Dataset items
------------------------------

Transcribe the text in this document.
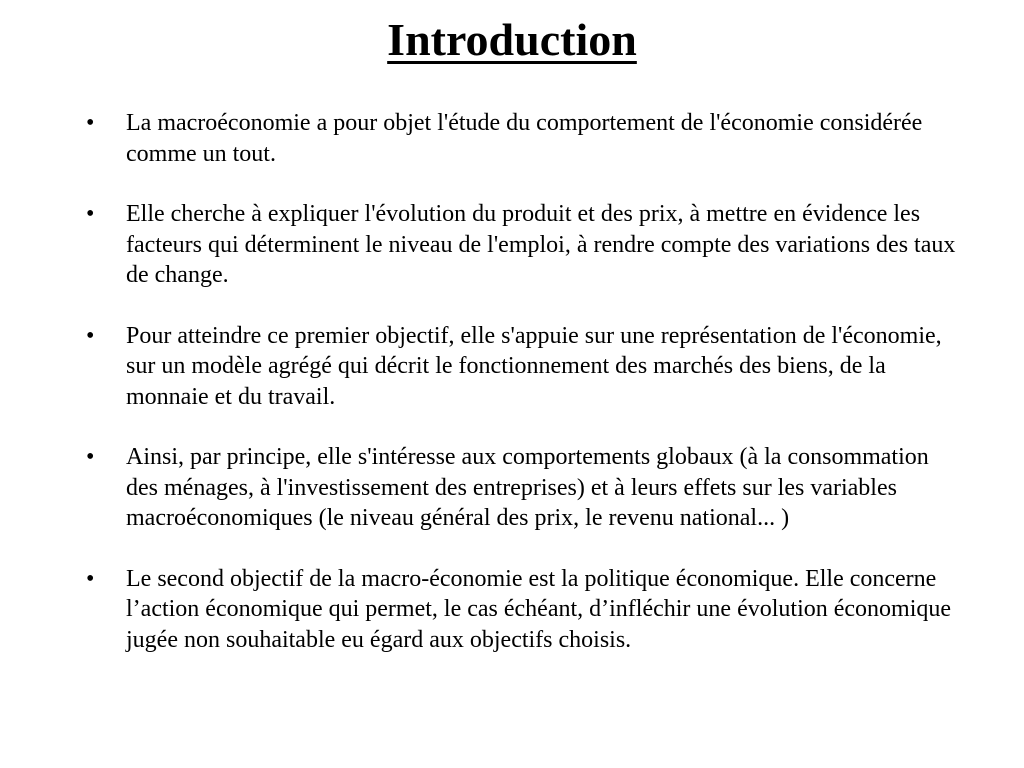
Introduction
• La macroéconomie a pour objet l'étude du comportement de l'économie considérée comme un tout.
• Elle cherche à expliquer l'évolution du produit et des prix, à mettre en évidence les facteurs qui déterminent le niveau de l'emploi, à rendre compte des variations des taux de change.
• Pour atteindre ce premier objectif, elle s'appuie sur une représentation de l'économie, sur un modèle agrégé qui décrit le fonctionnement des marchés des biens, de la monnaie et du travail.
• Ainsi, par principe, elle s'intéresse aux comportements globaux (à la consommation des ménages, à l'investissement des entreprises) et à leurs effets sur les variables macroéconomiques (le niveau général des prix, le revenu national... )
• Le second objectif de la macro-économie est la politique économique. Elle concerne l’action économique qui permet, le cas échéant, d’infléchir une évolution économique jugée non souhaitable eu égard aux objectifs choisis.
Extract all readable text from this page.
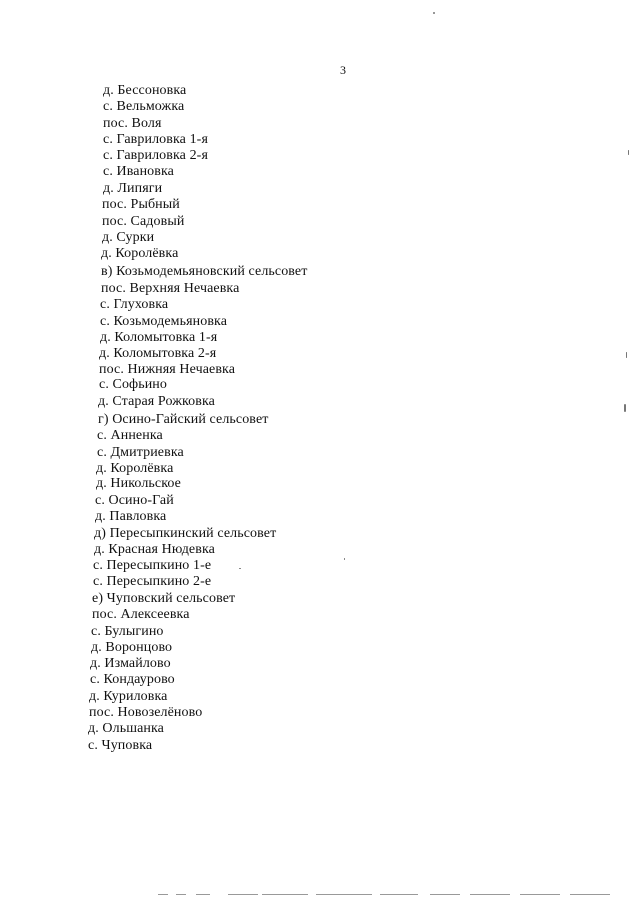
3
д. Бессоновка
с. Вельможка
пос. Воля
с. Гавриловка 1-я
с. Гавриловка 2-я
с. Ивановка
д. Липяги
пос. Рыбный
пос. Садовый
д. Сурки
д. Королёвка
в) Козьмодемьяновский сельсовет
пос. Верхняя Нечаевка
с. Глуховка
с. Козьмодемьяновка
д. Коломытовка 1-я
д. Коломытовка 2-я
пос. Нижняя Нечаевка
с. Софьино
д. Старая Рожковка
г) Осино-Гайский сельсовет
с. Анненка
с. Дмитриевка
д. Королёвка
д. Никольское
с. Осино-Гай
д. Павловка
д) Пересыпкинский сельсовет
д. Красная Нюдевка
с. Пересыпкино 1-е
с. Пересыпкино 2-е
е) Чуповский сельсовет
пос. Алексеевка
с. Булыгино
д. Воронцово
д. Измайлово
с. Кондаурово
д. Куриловка
пос. Новозелёново
д. Ольшанка
с. Чуповка
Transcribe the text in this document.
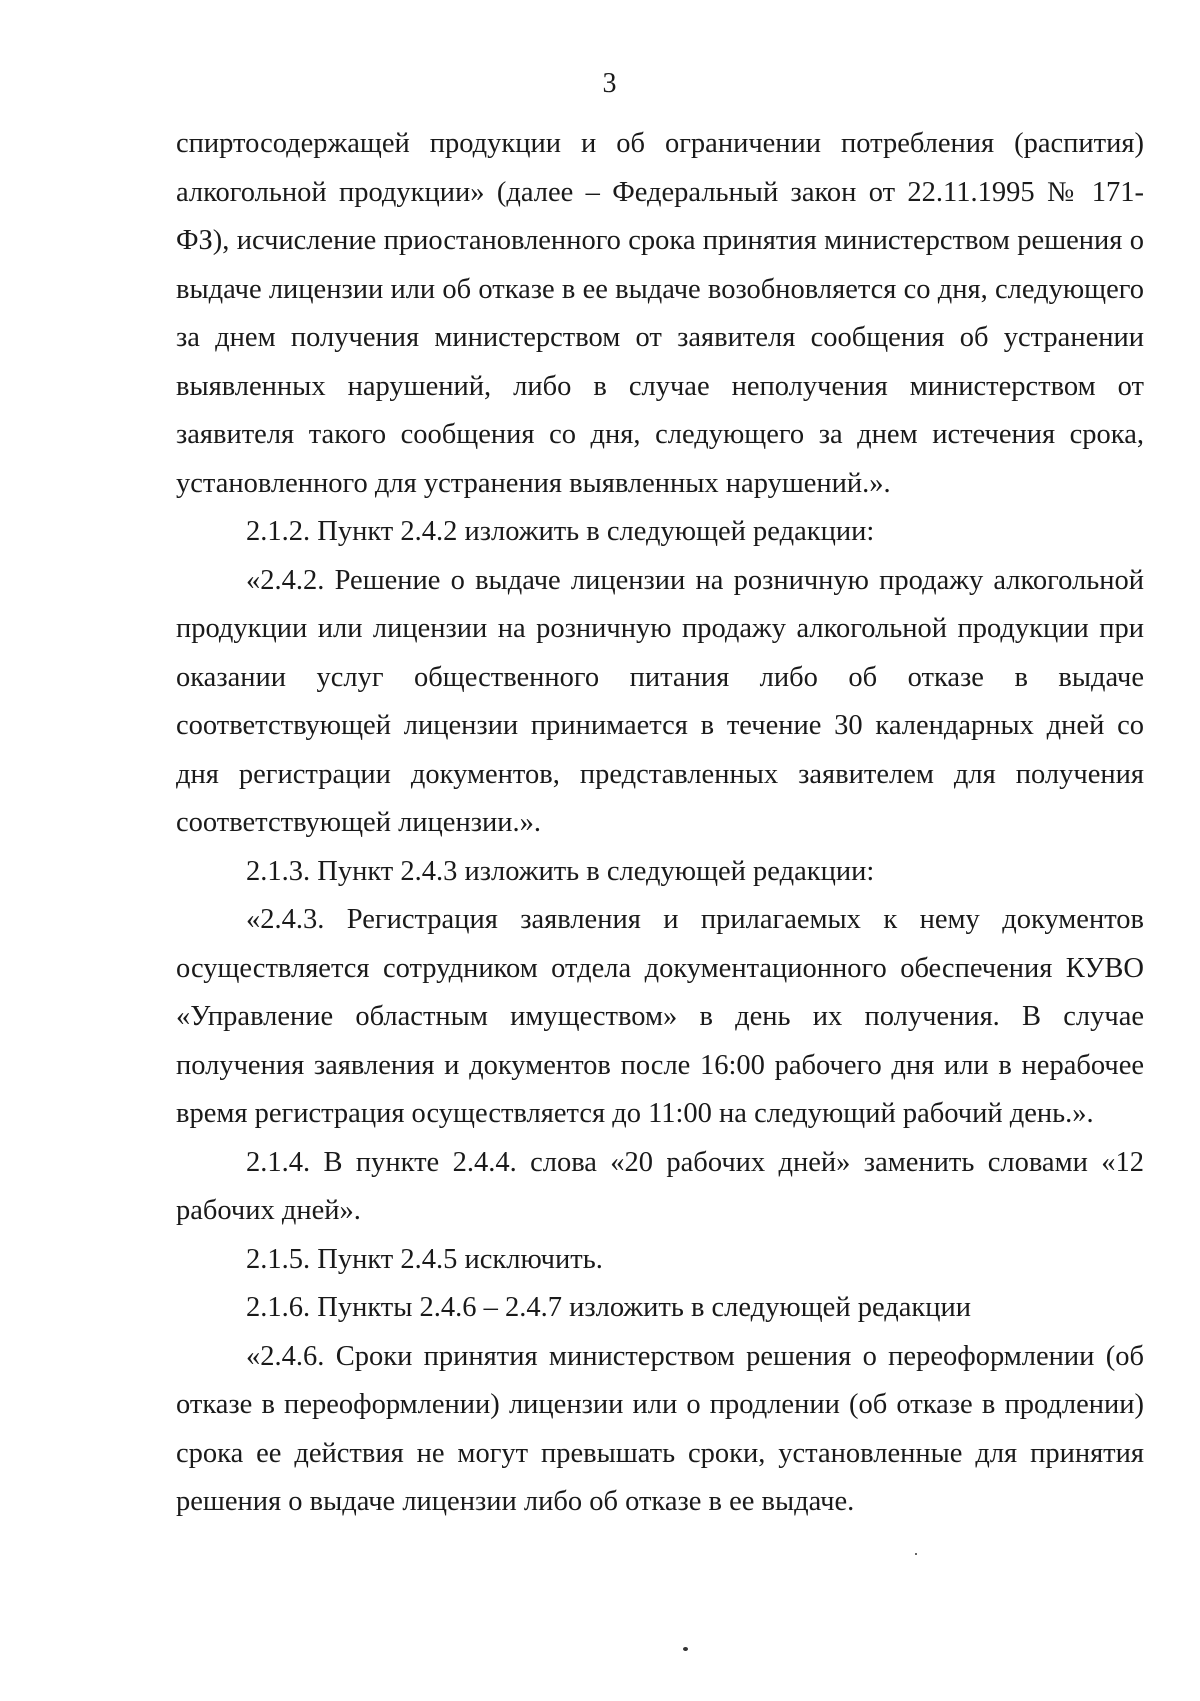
3

спиртосодержащей продукции и об ограничении потребления (распития) алкогольной продукции» (далее – Федеральный закон от 22.11.1995 № 171-ФЗ), исчисление приостановленного срока принятия министерством решения о выдаче лицензии или об отказе в ее выдаче возобновляется со дня, следующего за днем получения министерством от заявителя сообщения об устранении выявленных нарушений, либо в случае неполучения министерством от заявителя такого сообщения со дня, следующего за днем истечения срока, установленного для устранения выявленных нарушений.».

2.1.2. Пункт 2.4.2 изложить в следующей редакции:

«2.4.2. Решение о выдаче лицензии на розничную продажу алкогольной продукции или лицензии на розничную продажу алкогольной продукции при оказании услуг общественного питания либо об отказе в выдаче соответствующей лицензии принимается в течение 30 календарных дней со дня регистрации документов, представленных заявителем для получения соответствующей лицензии.».

2.1.3. Пункт 2.4.3 изложить в следующей редакции:

«2.4.3. Регистрация заявления и прилагаемых к нему документов осуществляется сотрудником отдела документационного обеспечения КУВО «Управление областным имуществом» в день их получения. В случае получения заявления и документов после 16:00 рабочего дня или в нерабочее время регистрация осуществляется до 11:00 на следующий рабочий день.».

2.1.4. В пункте 2.4.4. слова «20 рабочих дней» заменить словами «12 рабочих дней».

2.1.5. Пункт 2.4.5 исключить.

2.1.6. Пункты 2.4.6 – 2.4.7 изложить в следующей редакции

«2.4.6. Сроки принятия министерством решения о переоформлении (об отказе в переоформлении) лицензии или о продлении (об отказе в продлении) срока ее действия не могут превышать сроки, установленные для принятия решения о выдаче лицензии либо об отказе в ее выдаче.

------------------------------

» **PROBLEM TO WORK ON**
Check each line above for the string "изложить" and show the ones that have it.

» **RESULT OF THIS TASK**
2.1.2. Пункт 2.4.2 изложить в следующей редакции:
2.1.3. Пункт 2.4.3 изложить в следующей редакции:
2.1.6. Пункты 2.4.6 – 2.4.7 изложить в следующей редакции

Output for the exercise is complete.